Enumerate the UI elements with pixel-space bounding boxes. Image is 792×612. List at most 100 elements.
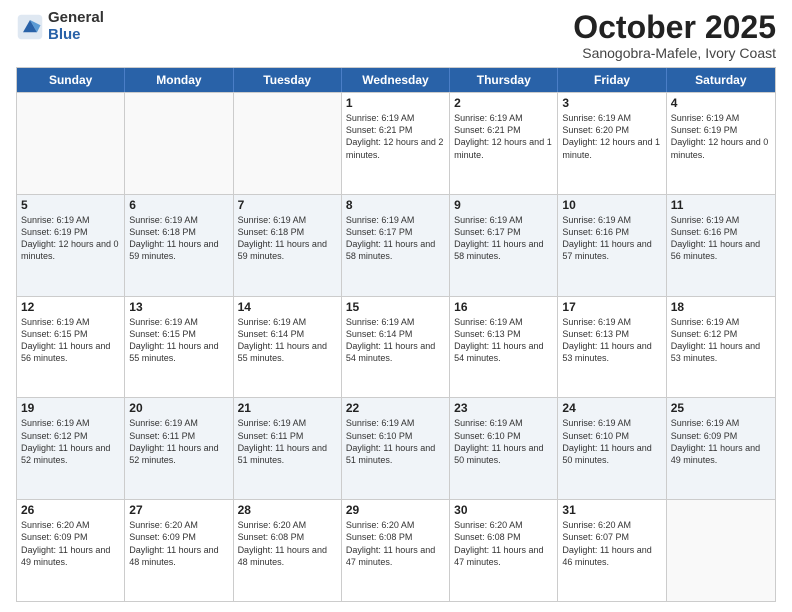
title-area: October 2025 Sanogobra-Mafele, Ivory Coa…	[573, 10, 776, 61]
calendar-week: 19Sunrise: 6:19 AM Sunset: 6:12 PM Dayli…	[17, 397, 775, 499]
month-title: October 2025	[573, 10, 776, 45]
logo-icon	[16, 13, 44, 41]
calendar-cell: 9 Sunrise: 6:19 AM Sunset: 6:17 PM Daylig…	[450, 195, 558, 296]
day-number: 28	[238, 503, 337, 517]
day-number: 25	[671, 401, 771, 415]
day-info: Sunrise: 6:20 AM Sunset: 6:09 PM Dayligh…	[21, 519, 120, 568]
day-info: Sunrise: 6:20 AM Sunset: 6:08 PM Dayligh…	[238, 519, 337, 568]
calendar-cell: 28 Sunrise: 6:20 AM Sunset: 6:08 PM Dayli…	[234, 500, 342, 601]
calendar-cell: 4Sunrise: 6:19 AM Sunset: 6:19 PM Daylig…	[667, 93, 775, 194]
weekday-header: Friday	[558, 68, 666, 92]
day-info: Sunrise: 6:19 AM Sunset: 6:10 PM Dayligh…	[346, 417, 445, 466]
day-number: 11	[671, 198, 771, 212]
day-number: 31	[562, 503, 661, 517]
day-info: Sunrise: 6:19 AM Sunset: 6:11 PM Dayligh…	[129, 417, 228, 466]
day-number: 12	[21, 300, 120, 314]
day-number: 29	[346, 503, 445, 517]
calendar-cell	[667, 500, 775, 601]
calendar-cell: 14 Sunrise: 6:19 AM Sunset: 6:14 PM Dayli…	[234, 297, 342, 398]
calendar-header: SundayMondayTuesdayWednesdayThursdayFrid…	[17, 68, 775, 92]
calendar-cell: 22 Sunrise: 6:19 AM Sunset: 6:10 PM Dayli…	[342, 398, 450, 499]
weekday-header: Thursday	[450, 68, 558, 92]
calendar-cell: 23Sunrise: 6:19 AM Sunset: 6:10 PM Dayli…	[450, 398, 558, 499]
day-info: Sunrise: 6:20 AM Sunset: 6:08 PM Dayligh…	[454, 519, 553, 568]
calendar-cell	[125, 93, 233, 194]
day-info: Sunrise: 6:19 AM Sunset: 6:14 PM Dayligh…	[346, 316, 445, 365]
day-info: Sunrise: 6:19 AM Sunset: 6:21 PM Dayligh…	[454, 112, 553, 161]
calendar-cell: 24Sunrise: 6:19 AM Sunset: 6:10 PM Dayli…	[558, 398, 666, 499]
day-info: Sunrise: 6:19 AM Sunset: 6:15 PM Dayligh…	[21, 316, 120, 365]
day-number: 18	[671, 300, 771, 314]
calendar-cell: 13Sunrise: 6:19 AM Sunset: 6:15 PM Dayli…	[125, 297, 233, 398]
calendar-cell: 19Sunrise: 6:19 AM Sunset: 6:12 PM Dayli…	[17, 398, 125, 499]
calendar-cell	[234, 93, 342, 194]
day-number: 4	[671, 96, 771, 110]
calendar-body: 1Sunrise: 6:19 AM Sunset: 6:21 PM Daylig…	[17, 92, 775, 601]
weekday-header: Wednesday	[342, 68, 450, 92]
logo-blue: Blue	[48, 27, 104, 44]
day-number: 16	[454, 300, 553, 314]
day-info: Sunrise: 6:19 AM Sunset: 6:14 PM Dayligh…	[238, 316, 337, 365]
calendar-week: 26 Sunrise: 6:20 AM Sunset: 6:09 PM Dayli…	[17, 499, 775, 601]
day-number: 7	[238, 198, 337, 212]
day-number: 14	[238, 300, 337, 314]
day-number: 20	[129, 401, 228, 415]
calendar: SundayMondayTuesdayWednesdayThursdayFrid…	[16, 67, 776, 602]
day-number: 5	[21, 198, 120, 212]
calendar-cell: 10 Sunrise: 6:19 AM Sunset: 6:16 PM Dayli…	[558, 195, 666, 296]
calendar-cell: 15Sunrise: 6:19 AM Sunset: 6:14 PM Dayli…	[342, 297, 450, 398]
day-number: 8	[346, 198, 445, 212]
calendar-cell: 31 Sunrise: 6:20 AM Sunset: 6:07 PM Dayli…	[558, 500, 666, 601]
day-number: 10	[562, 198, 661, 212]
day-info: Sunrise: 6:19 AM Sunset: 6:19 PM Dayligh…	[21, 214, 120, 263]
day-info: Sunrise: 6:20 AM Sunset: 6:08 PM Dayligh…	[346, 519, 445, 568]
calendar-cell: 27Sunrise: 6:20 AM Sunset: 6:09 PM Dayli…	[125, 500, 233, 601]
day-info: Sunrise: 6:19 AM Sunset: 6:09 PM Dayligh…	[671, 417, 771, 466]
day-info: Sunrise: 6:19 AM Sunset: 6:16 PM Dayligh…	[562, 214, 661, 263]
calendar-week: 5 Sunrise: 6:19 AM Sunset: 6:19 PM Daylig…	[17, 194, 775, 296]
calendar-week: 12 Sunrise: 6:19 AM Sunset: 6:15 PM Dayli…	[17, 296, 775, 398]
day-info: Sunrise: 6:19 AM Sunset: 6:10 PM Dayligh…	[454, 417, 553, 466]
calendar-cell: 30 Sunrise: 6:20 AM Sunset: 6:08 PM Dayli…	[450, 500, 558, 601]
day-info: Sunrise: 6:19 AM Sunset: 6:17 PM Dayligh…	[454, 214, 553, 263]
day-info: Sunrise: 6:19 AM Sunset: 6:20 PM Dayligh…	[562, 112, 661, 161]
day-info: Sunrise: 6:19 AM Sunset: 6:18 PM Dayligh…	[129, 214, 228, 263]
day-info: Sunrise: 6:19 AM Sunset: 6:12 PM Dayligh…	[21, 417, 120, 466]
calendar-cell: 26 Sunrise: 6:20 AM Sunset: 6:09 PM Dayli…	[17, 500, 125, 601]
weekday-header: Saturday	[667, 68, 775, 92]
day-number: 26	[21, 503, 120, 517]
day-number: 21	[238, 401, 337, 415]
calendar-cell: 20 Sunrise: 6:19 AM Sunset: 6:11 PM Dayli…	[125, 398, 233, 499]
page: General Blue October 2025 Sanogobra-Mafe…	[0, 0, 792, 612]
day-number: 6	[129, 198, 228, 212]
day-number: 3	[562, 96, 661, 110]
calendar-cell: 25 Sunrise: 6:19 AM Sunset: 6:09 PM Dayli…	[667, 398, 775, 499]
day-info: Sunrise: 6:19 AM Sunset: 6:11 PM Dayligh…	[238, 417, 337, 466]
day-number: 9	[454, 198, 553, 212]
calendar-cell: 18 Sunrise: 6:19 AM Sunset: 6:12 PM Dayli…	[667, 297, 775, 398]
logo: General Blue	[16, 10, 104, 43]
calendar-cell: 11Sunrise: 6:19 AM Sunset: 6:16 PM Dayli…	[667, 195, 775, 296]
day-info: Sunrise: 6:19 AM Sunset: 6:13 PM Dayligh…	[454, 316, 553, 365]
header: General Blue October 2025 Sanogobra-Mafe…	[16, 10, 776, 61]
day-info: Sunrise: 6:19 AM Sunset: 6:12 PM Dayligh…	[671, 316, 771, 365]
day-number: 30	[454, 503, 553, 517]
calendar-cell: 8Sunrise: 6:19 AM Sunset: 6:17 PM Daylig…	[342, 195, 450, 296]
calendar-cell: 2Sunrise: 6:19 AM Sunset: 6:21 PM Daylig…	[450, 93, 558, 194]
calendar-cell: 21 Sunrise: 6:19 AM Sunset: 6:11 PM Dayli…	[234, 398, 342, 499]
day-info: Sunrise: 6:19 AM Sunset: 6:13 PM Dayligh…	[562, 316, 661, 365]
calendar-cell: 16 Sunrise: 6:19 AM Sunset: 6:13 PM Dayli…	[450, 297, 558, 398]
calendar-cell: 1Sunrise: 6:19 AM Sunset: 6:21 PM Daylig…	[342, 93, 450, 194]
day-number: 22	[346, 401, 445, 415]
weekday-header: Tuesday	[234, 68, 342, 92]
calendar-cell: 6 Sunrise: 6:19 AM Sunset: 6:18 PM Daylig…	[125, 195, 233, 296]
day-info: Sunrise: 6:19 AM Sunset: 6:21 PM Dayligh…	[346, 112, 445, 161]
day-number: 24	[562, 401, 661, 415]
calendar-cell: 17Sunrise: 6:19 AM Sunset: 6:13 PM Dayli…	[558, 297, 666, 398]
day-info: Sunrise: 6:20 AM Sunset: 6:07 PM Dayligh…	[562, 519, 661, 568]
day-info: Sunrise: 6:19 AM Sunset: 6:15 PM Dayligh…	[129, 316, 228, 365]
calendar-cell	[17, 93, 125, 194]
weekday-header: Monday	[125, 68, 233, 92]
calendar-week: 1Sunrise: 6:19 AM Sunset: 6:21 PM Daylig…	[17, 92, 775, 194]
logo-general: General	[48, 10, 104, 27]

• _EXERCISE BRIEF_: Rewrite as a numbered list only the lines starting at the one containing "title-area: October 2025" and ending at the one containing "day-info: Sunrise: 6:20 AM Sunset: 6:09", both included, and leave out any blank lines.

• _SOLUTION_:
1. title-area: October 2025 Sanogobra-Mafele, Ivory Coa…	[573, 10, 776, 61]
2. calendar-week: 19Sunrise: 6:19 AM Sunset: 6:12 PM Dayli…	[17, 397, 775, 499]
3. month-title: October 2025	[573, 10, 776, 45]
4. logo-icon	[16, 13, 44, 41]
5. calendar-cell: 9 Sunrise: 6:19 AM Sunset: 6:17 PM Daylig…	[450, 195, 558, 296]
6. day-number: 28	[238, 503, 337, 517]
7. day-number: 25	[671, 401, 771, 415]
8. day-info: Sunrise: 6:20 AM Sunset: 6:09 PM Dayligh…	[21, 519, 120, 568]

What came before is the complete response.